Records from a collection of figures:
_ _ _ _
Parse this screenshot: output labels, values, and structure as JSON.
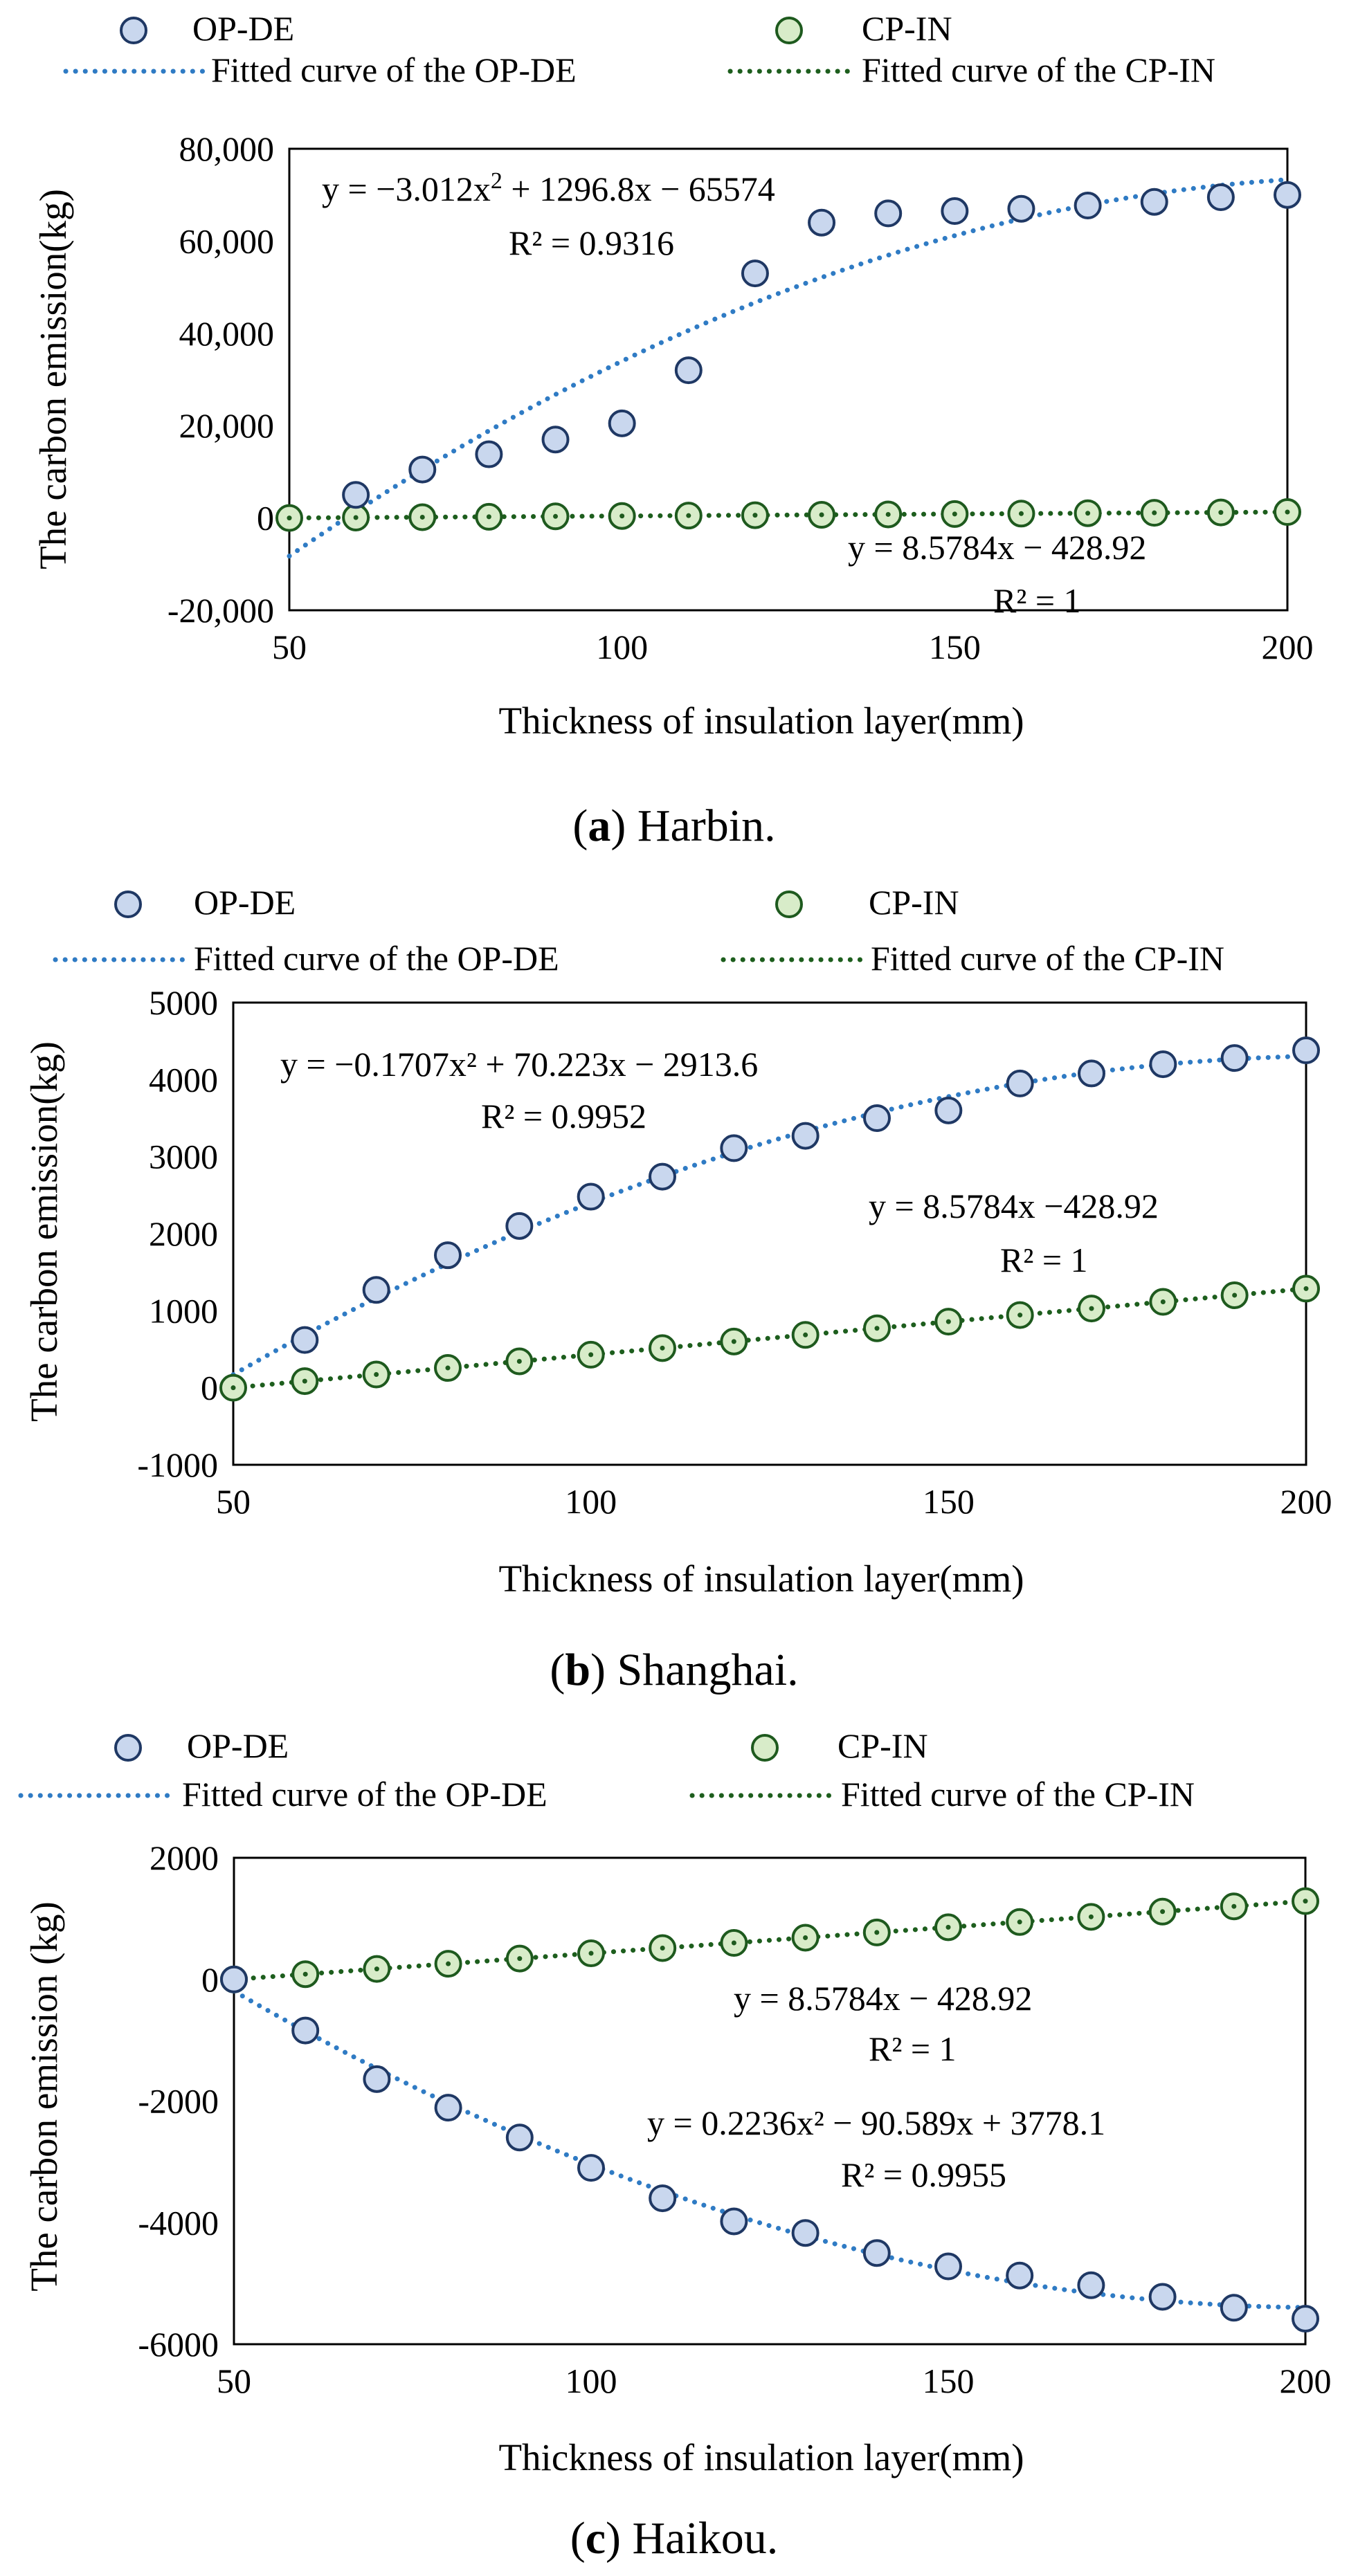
{
  "colors": {
    "op_fill": "#c9d7ee",
    "op_stroke": "#1f3864",
    "op_fit": "#2f7bc4",
    "cp_fill": "#d8ecc9",
    "cp_stroke": "#1e5a1e",
    "cp_fit": "#1d5e1d",
    "axis": "#000000"
  },
  "chart_data": [
    {
      "type": "scatter",
      "panel": "a",
      "caption_letter": "a",
      "caption_text": "Harbin.",
      "xlabel": "Thickness of  insulation layer(mm)",
      "ylabel": "The carbon emission(kg)",
      "xlim": [
        50,
        200
      ],
      "ylim": [
        -20000,
        80000
      ],
      "xticks": [
        50,
        100,
        150,
        200
      ],
      "xtick_labels": [
        "50",
        "100",
        "150",
        "200"
      ],
      "yticks": [
        -20000,
        0,
        20000,
        40000,
        60000,
        80000
      ],
      "ytick_labels": [
        "-20,000",
        "0",
        "20,000",
        "40,000",
        "60,000",
        "80,000"
      ],
      "legend": {
        "op": "OP-DE",
        "cp": "CP-IN",
        "op_fit": "Fitted curve of the OP-DE",
        "cp_fit": "Fitted curve of the CP-IN"
      },
      "series": [
        {
          "name": "OP-DE",
          "x": [
            60,
            70,
            80,
            90,
            100,
            110,
            120,
            130,
            140,
            150,
            160,
            170,
            180,
            190,
            200
          ],
          "y": [
            5000,
            10500,
            13800,
            17000,
            20500,
            32000,
            53000,
            64000,
            66000,
            66500,
            67000,
            67700,
            68500,
            69500,
            70000
          ]
        },
        {
          "name": "CP-IN",
          "x": [
            50,
            60,
            70,
            80,
            90,
            100,
            110,
            120,
            130,
            140,
            150,
            160,
            170,
            180,
            190,
            200
          ],
          "y": [
            0,
            86,
            172,
            257,
            343,
            429,
            515,
            600,
            686,
            772,
            858,
            944,
            1029,
            1115,
            1201,
            1287
          ]
        }
      ],
      "fits": {
        "op": {
          "coeffs": [
            -3.012,
            1296.8,
            -65574
          ],
          "range": [
            50,
            200
          ]
        },
        "cp": {
          "coeffs": [
            0,
            8.5784,
            -428.92
          ],
          "range": [
            50,
            200
          ]
        }
      },
      "annotations": [
        {
          "id": "op_eq",
          "html": "y = −3.012x<sup>2</sup> + 1296.8x − 65574",
          "text": "y = −3.012x2 + 1296.8x − 65574"
        },
        {
          "id": "op_r2",
          "text": "R² = 0.9316"
        },
        {
          "id": "cp_eq",
          "text": "y = 8.5784x − 428.92"
        },
        {
          "id": "cp_r2",
          "text": "R² = 1"
        }
      ]
    },
    {
      "type": "scatter",
      "panel": "b",
      "caption_letter": "b",
      "caption_text": "Shanghai.",
      "xlabel": "Thickness of  insulation layer(mm)",
      "ylabel": "The carbon emission(kg)",
      "xlim": [
        50,
        200
      ],
      "ylim": [
        -1000,
        5000
      ],
      "xticks": [
        50,
        100,
        150,
        200
      ],
      "xtick_labels": [
        "50",
        "100",
        "150",
        "200"
      ],
      "yticks": [
        -1000,
        0,
        1000,
        2000,
        3000,
        4000,
        5000
      ],
      "ytick_labels": [
        "-1000",
        "0",
        "1000",
        "2000",
        "3000",
        "4000",
        "5000"
      ],
      "legend": {
        "op": "OP-DE",
        "cp": "CP-IN",
        "op_fit": "Fitted curve of the OP-DE",
        "cp_fit": "Fitted curve of the CP-IN"
      },
      "series": [
        {
          "name": "OP-DE",
          "x": [
            60,
            70,
            80,
            90,
            100,
            110,
            120,
            130,
            140,
            150,
            160,
            170,
            180,
            190,
            200
          ],
          "y": [
            620,
            1270,
            1720,
            2100,
            2480,
            2740,
            3110,
            3270,
            3500,
            3600,
            3950,
            4080,
            4200,
            4280,
            4380
          ]
        },
        {
          "name": "CP-IN",
          "x": [
            50,
            60,
            70,
            80,
            90,
            100,
            110,
            120,
            130,
            140,
            150,
            160,
            170,
            180,
            190,
            200
          ],
          "y": [
            0,
            86,
            172,
            257,
            343,
            429,
            515,
            600,
            686,
            772,
            858,
            944,
            1029,
            1115,
            1201,
            1287
          ]
        }
      ],
      "fits": {
        "op": {
          "coeffs": [
            -0.1707,
            70.223,
            -2913.6
          ],
          "range": [
            50,
            200
          ]
        },
        "cp": {
          "coeffs": [
            0,
            8.5784,
            -428.92
          ],
          "range": [
            50,
            200
          ]
        }
      },
      "annotations": [
        {
          "id": "op_eq",
          "text": "y = −0.1707x² + 70.223x − 2913.6"
        },
        {
          "id": "op_r2",
          "text": "R² = 0.9952"
        },
        {
          "id": "cp_eq",
          "text": "y = 8.5784x −428.92"
        },
        {
          "id": "cp_r2",
          "text": "R² = 1"
        }
      ]
    },
    {
      "type": "scatter",
      "panel": "c",
      "caption_letter": "c",
      "caption_text": "Haikou.",
      "xlabel": "Thickness of  insulation layer(mm)",
      "ylabel": "The carbon emission (kg)",
      "xlim": [
        50,
        200
      ],
      "ylim": [
        -6000,
        2000
      ],
      "xticks": [
        50,
        100,
        150,
        200
      ],
      "xtick_labels": [
        "50",
        "100",
        "150",
        "200"
      ],
      "yticks": [
        -6000,
        -4000,
        -2000,
        0,
        2000
      ],
      "ytick_labels": [
        "-6000",
        "-4000",
        "-2000",
        "0",
        "2000"
      ],
      "legend": {
        "op": "OP-DE",
        "cp": "CP-IN",
        "op_fit": "Fitted curve of the OP-DE",
        "cp_fit": "Fitted curve of the CP-IN"
      },
      "series": [
        {
          "name": "OP-DE",
          "x": [
            50,
            60,
            70,
            80,
            90,
            100,
            110,
            120,
            130,
            140,
            150,
            160,
            170,
            180,
            190,
            200
          ],
          "y": [
            0,
            -840,
            -1640,
            -2110,
            -2600,
            -3100,
            -3600,
            -3980,
            -4170,
            -4500,
            -4720,
            -4870,
            -5030,
            -5220,
            -5400,
            -5580
          ]
        },
        {
          "name": "CP-IN",
          "x": [
            50,
            60,
            70,
            80,
            90,
            100,
            110,
            120,
            130,
            140,
            150,
            160,
            170,
            180,
            190,
            200
          ],
          "y": [
            0,
            86,
            172,
            257,
            343,
            429,
            515,
            600,
            686,
            772,
            858,
            944,
            1029,
            1115,
            1201,
            1287
          ]
        }
      ],
      "fits": {
        "op": {
          "coeffs": [
            0.2236,
            -90.589,
            3778.1
          ],
          "range": [
            50,
            200
          ]
        },
        "cp": {
          "coeffs": [
            0,
            8.5784,
            -428.92
          ],
          "range": [
            50,
            200
          ]
        }
      },
      "annotations": [
        {
          "id": "cp_eq",
          "text": "y = 8.5784x − 428.92"
        },
        {
          "id": "cp_r2",
          "text": "R² = 1"
        },
        {
          "id": "op_eq",
          "text": "y = 0.2236x² − 90.589x + 3778.1"
        },
        {
          "id": "op_r2",
          "text": "R² = 0.9955"
        }
      ]
    }
  ]
}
_ _ _ _
Your objective - Return the whole listing, word for word, and leave out every picture.

Correct answer -
Parse this screenshot: output labels, values, and structure as JSON.
{
  "colors": {
    "op_fill": "#c9d7ee",
    "op_stroke": "#1f3864",
    "op_fit": "#2f7bc4",
    "cp_fill": "#d8ecc9",
    "cp_stroke": "#1e5a1e",
    "cp_fit": "#1d5e1d",
    "axis": "#000000"
  },
  "chart_data": [
    {
      "type": "scatter",
      "panel": "a",
      "caption_letter": "a",
      "caption_text": "Harbin.",
      "xlabel": "Thickness of  insulation layer(mm)",
      "ylabel": "The carbon emission(kg)",
      "xlim": [
        50,
        200
      ],
      "ylim": [
        -20000,
        80000
      ],
      "xticks": [
        50,
        100,
        150,
        200
      ],
      "xtick_labels": [
        "50",
        "100",
        "150",
        "200"
      ],
      "yticks": [
        -20000,
        0,
        20000,
        40000,
        60000,
        80000
      ],
      "ytick_labels": [
        "-20,000",
        "0",
        "20,000",
        "40,000",
        "60,000",
        "80,000"
      ],
      "legend": {
        "op": "OP-DE",
        "cp": "CP-IN",
        "op_fit": "Fitted curve of the OP-DE",
        "cp_fit": "Fitted curve of the CP-IN"
      },
      "series": [
        {
          "name": "OP-DE",
          "x": [
            60,
            70,
            80,
            90,
            100,
            110,
            120,
            130,
            140,
            150,
            160,
            170,
            180,
            190,
            200
          ],
          "y": [
            5000,
            10500,
            13800,
            17000,
            20500,
            32000,
            53000,
            64000,
            66000,
            66500,
            67000,
            67700,
            68500,
            69500,
            70000
          ]
        },
        {
          "name": "CP-IN",
          "x": [
            50,
            60,
            70,
            80,
            90,
            100,
            110,
            120,
            130,
            140,
            150,
            160,
            170,
            180,
            190,
            200
          ],
          "y": [
            0,
            86,
            172,
            257,
            343,
            429,
            515,
            600,
            686,
            772,
            858,
            944,
            1029,
            1115,
            1201,
            1287
          ]
        }
      ],
      "fits": {
        "op": {
          "coeffs": [
            -3.012,
            1296.8,
            -65574
          ],
          "range": [
            50,
            200
          ]
        },
        "cp": {
          "coeffs": [
            0,
            8.5784,
            -428.92
          ],
          "range": [
            50,
            200
          ]
        }
      },
      "annotations": [
        {
          "id": "op_eq",
          "html": "y = −3.012x<sup>2</sup> + 1296.8x − 65574",
          "text": "y = −3.012x2 + 1296.8x − 65574"
        },
        {
          "id": "op_r2",
          "text": "R² = 0.9316"
        },
        {
          "id": "cp_eq",
          "text": "y = 8.5784x − 428.92"
        },
        {
          "id": "cp_r2",
          "text": "R² = 1"
        }
      ]
    },
    {
      "type": "scatter",
      "panel": "b",
      "caption_letter": "b",
      "caption_text": "Shanghai.",
      "xlabel": "Thickness of  insulation layer(mm)",
      "ylabel": "The carbon emission(kg)",
      "xlim": [
        50,
        200
      ],
      "ylim": [
        -1000,
        5000
      ],
      "xticks": [
        50,
        100,
        150,
        200
      ],
      "xtick_labels": [
        "50",
        "100",
        "150",
        "200"
      ],
      "yticks": [
        -1000,
        0,
        1000,
        2000,
        3000,
        4000,
        5000
      ],
      "ytick_labels": [
        "-1000",
        "0",
        "1000",
        "2000",
        "3000",
        "4000",
        "5000"
      ],
      "legend": {
        "op": "OP-DE",
        "cp": "CP-IN",
        "op_fit": "Fitted curve of the OP-DE",
        "cp_fit": "Fitted curve of the CP-IN"
      },
      "series": [
        {
          "name": "OP-DE",
          "x": [
            60,
            70,
            80,
            90,
            100,
            110,
            120,
            130,
            140,
            150,
            160,
            170,
            180,
            190,
            200
          ],
          "y": [
            620,
            1270,
            1720,
            2100,
            2480,
            2740,
            3110,
            3270,
            3500,
            3600,
            3950,
            4080,
            4200,
            4280,
            4380
          ]
        },
        {
          "name": "CP-IN",
          "x": [
            50,
            60,
            70,
            80,
            90,
            100,
            110,
            120,
            130,
            140,
            150,
            160,
            170,
            180,
            190,
            200
          ],
          "y": [
            0,
            86,
            172,
            257,
            343,
            429,
            515,
            600,
            686,
            772,
            858,
            944,
            1029,
            1115,
            1201,
            1287
          ]
        }
      ],
      "fits": {
        "op": {
          "coeffs": [
            -0.1707,
            70.223,
            -2913.6
          ],
          "range": [
            50,
            200
          ]
        },
        "cp": {
          "coeffs": [
            0,
            8.5784,
            -428.92
          ],
          "range": [
            50,
            200
          ]
        }
      },
      "annotations": [
        {
          "id": "op_eq",
          "text": "y = −0.1707x² + 70.223x − 2913.6"
        },
        {
          "id": "op_r2",
          "text": "R² = 0.9952"
        },
        {
          "id": "cp_eq",
          "text": "y = 8.5784x −428.92"
        },
        {
          "id": "cp_r2",
          "text": "R² = 1"
        }
      ]
    },
    {
      "type": "scatter",
      "panel": "c",
      "caption_letter": "c",
      "caption_text": "Haikou.",
      "xlabel": "Thickness of  insulation layer(mm)",
      "ylabel": "The carbon emission (kg)",
      "xlim": [
        50,
        200
      ],
      "ylim": [
        -6000,
        2000
      ],
      "xticks": [
        50,
        100,
        150,
        200
      ],
      "xtick_labels": [
        "50",
        "100",
        "150",
        "200"
      ],
      "yticks": [
        -6000,
        -4000,
        -2000,
        0,
        2000
      ],
      "ytick_labels": [
        "-6000",
        "-4000",
        "-2000",
        "0",
        "2000"
      ],
      "legend": {
        "op": "OP-DE",
        "cp": "CP-IN",
        "op_fit": "Fitted curve of the OP-DE",
        "cp_fit": "Fitted curve of the CP-IN"
      },
      "series": [
        {
          "name": "OP-DE",
          "x": [
            50,
            60,
            70,
            80,
            90,
            100,
            110,
            120,
            130,
            140,
            150,
            160,
            170,
            180,
            190,
            200
          ],
          "y": [
            0,
            -840,
            -1640,
            -2110,
            -2600,
            -3100,
            -3600,
            -3980,
            -4170,
            -4500,
            -4720,
            -4870,
            -5030,
            -5220,
            -5400,
            -5580
          ]
        },
        {
          "name": "CP-IN",
          "x": [
            50,
            60,
            70,
            80,
            90,
            100,
            110,
            120,
            130,
            140,
            150,
            160,
            170,
            180,
            190,
            200
          ],
          "y": [
            0,
            86,
            172,
            257,
            343,
            429,
            515,
            600,
            686,
            772,
            858,
            944,
            1029,
            1115,
            1201,
            1287
          ]
        }
      ],
      "fits": {
        "op": {
          "coeffs": [
            0.2236,
            -90.589,
            3778.1
          ],
          "range": [
            50,
            200
          ]
        },
        "cp": {
          "coeffs": [
            0,
            8.5784,
            -428.92
          ],
          "range": [
            50,
            200
          ]
        }
      },
      "annotations": [
        {
          "id": "cp_eq",
          "text": "y = 8.5784x − 428.92"
        },
        {
          "id": "cp_r2",
          "text": "R² = 1"
        },
        {
          "id": "op_eq",
          "text": "y = 0.2236x² − 90.589x + 3778.1"
        },
        {
          "id": "op_r2",
          "text": "R² = 0.9955"
        }
      ]
    }
  ]
}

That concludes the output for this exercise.